[Entries taken from a collection]

Begin

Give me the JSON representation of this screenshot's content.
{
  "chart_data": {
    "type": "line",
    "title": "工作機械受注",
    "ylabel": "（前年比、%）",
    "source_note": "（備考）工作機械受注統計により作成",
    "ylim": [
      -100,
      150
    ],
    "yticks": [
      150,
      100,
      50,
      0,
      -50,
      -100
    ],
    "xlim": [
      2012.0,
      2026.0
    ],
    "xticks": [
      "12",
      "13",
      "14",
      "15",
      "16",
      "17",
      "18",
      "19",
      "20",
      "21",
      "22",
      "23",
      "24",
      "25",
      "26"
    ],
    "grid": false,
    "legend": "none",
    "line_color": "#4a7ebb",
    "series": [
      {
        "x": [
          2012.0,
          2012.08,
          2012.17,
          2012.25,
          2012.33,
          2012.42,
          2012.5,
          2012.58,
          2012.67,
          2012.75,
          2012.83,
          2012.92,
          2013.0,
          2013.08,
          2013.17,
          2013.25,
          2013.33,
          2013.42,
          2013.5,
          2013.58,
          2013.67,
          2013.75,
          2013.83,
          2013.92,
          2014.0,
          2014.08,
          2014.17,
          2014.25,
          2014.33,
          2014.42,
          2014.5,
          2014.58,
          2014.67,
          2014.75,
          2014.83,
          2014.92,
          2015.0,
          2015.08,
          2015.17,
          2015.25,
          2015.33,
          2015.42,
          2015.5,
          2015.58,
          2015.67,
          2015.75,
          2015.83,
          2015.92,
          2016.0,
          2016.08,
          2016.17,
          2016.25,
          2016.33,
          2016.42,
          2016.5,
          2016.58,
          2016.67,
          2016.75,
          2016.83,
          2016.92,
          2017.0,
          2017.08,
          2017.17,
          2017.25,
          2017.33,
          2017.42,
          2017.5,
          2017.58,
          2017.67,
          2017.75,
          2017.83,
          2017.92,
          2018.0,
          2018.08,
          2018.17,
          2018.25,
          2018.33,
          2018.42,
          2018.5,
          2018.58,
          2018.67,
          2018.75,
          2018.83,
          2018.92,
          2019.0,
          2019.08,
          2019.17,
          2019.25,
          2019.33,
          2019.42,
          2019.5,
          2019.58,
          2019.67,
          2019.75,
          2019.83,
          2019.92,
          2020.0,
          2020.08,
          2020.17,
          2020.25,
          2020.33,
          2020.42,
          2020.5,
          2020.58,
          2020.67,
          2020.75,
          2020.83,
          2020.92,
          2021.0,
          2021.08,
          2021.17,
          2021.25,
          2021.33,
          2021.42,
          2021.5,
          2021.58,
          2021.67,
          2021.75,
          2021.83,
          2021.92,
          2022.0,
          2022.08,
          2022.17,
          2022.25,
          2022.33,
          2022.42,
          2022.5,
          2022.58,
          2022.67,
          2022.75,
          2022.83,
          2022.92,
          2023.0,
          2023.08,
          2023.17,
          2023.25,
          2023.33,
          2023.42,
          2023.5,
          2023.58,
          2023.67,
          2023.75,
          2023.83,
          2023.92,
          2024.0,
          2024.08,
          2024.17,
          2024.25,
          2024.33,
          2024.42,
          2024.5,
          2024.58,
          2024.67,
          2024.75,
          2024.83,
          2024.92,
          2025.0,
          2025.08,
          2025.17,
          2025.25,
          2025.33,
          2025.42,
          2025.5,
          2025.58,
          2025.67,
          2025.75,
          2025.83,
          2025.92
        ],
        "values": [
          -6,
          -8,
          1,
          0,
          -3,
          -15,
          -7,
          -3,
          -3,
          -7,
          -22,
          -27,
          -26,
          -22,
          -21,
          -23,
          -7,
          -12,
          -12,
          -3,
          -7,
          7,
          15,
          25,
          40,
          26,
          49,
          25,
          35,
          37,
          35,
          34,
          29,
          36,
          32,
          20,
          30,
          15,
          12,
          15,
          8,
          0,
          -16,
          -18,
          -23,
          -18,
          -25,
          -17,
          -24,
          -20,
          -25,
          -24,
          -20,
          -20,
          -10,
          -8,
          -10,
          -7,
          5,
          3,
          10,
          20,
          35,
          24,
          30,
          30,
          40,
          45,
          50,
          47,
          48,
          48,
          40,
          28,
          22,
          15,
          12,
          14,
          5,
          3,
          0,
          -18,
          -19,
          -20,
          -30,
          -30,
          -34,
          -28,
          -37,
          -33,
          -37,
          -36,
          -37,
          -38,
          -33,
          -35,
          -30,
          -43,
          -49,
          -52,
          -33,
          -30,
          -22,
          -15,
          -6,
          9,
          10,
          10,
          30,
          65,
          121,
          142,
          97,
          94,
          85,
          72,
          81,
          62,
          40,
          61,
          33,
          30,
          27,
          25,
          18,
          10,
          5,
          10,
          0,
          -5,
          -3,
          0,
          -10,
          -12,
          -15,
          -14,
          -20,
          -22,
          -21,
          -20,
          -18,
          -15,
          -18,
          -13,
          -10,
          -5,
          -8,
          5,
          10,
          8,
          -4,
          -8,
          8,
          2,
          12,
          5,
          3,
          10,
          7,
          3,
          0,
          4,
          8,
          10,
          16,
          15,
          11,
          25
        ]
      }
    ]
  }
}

End

- PROBLEM REQUIREMENTS: Reproduce the records word for word.

- WORKED SOLUTION:
Give me the JSON representation of this screenshot's content.
{
  "chart_data": {
    "type": "line",
    "title": "工作機械受注",
    "ylabel": "（前年比、%）",
    "source_note": "（備考）工作機械受注統計により作成",
    "ylim": [
      -100,
      150
    ],
    "yticks": [
      150,
      100,
      50,
      0,
      -50,
      -100
    ],
    "xlim": [
      2012.0,
      2026.0
    ],
    "xticks": [
      "12",
      "13",
      "14",
      "15",
      "16",
      "17",
      "18",
      "19",
      "20",
      "21",
      "22",
      "23",
      "24",
      "25",
      "26"
    ],
    "grid": false,
    "legend": "none",
    "line_color": "#4a7ebb",
    "series": [
      {
        "x": [
          2012.0,
          2012.08,
          2012.17,
          2012.25,
          2012.33,
          2012.42,
          2012.5,
          2012.58,
          2012.67,
          2012.75,
          2012.83,
          2012.92,
          2013.0,
          2013.08,
          2013.17,
          2013.25,
          2013.33,
          2013.42,
          2013.5,
          2013.58,
          2013.67,
          2013.75,
          2013.83,
          2013.92,
          2014.0,
          2014.08,
          2014.17,
          2014.25,
          2014.33,
          2014.42,
          2014.5,
          2014.58,
          2014.67,
          2014.75,
          2014.83,
          2014.92,
          2015.0,
          2015.08,
          2015.17,
          2015.25,
          2015.33,
          2015.42,
          2015.5,
          2015.58,
          2015.67,
          2015.75,
          2015.83,
          2015.92,
          2016.0,
          2016.08,
          2016.17,
          2016.25,
          2016.33,
          2016.42,
          2016.5,
          2016.58,
          2016.67,
          2016.75,
          2016.83,
          2016.92,
          2017.0,
          2017.08,
          2017.17,
          2017.25,
          2017.33,
          2017.42,
          2017.5,
          2017.58,
          2017.67,
          2017.75,
          2017.83,
          2017.92,
          2018.0,
          2018.08,
          2018.17,
          2018.25,
          2018.33,
          2018.42,
          2018.5,
          2018.58,
          2018.67,
          2018.75,
          2018.83,
          2018.92,
          2019.0,
          2019.08,
          2019.17,
          2019.25,
          2019.33,
          2019.42,
          2019.5,
          2019.58,
          2019.67,
          2019.75,
          2019.83,
          2019.92,
          2020.0,
          2020.08,
          2020.17,
          2020.25,
          2020.33,
          2020.42,
          2020.5,
          2020.58,
          2020.67,
          2020.75,
          2020.83,
          2020.92,
          2021.0,
          2021.08,
          2021.17,
          2021.25,
          2021.33,
          2021.42,
          2021.5,
          2021.58,
          2021.67,
          2021.75,
          2021.83,
          2021.92,
          2022.0,
          2022.08,
          2022.17,
          2022.25,
          2022.33,
          2022.42,
          2022.5,
          2022.58,
          2022.67,
          2022.75,
          2022.83,
          2022.92,
          2023.0,
          2023.08,
          2023.17,
          2023.25,
          2023.33,
          2023.42,
          2023.5,
          2023.58,
          2023.67,
          2023.75,
          2023.83,
          2023.92,
          2024.0,
          2024.08,
          2024.17,
          2024.25,
          2024.33,
          2024.42,
          2024.5,
          2024.58,
          2024.67,
          2024.75,
          2024.83,
          2024.92,
          2025.0,
          2025.08,
          2025.17,
          2025.25,
          2025.33,
          2025.42,
          2025.5,
          2025.58,
          2025.67,
          2025.75,
          2025.83,
          2025.92
        ],
        "values": [
          -6,
          -8,
          1,
          0,
          -3,
          -15,
          -7,
          -3,
          -3,
          -7,
          -22,
          -27,
          -26,
          -22,
          -21,
          -23,
          -7,
          -12,
          -12,
          -3,
          -7,
          7,
          15,
          25,
          40,
          26,
          49,
          25,
          35,
          37,
          35,
          34,
          29,
          36,
          32,
          20,
          30,
          15,
          12,
          15,
          8,
          0,
          -16,
          -18,
          -23,
          -18,
          -25,
          -17,
          -24,
          -20,
          -25,
          -24,
          -20,
          -20,
          -10,
          -8,
          -10,
          -7,
          5,
          3,
          10,
          20,
          35,
          24,
          30,
          30,
          40,
          45,
          50,
          47,
          48,
          48,
          40,
          28,
          22,
          15,
          12,
          14,
          5,
          3,
          0,
          -18,
          -19,
          -20,
          -30,
          -30,
          -34,
          -28,
          -37,
          -33,
          -37,
          -36,
          -37,
          -38,
          -33,
          -35,
          -30,
          -43,
          -49,
          -52,
          -33,
          -30,
          -22,
          -15,
          -6,
          9,
          10,
          10,
          30,
          65,
          121,
          142,
          97,
          94,
          85,
          72,
          81,
          62,
          40,
          61,
          33,
          30,
          27,
          25,
          18,
          10,
          5,
          10,
          0,
          -5,
          -3,
          0,
          -10,
          -12,
          -15,
          -14,
          -20,
          -22,
          -21,
          -20,
          -18,
          -15,
          -18,
          -13,
          -10,
          -5,
          -8,
          5,
          10,
          8,
          -4,
          -8,
          8,
          2,
          12,
          5,
          3,
          10,
          7,
          3,
          0,
          4,
          8,
          10,
          16,
          15,
          11,
          25
        ]
      }
    ]
  }
}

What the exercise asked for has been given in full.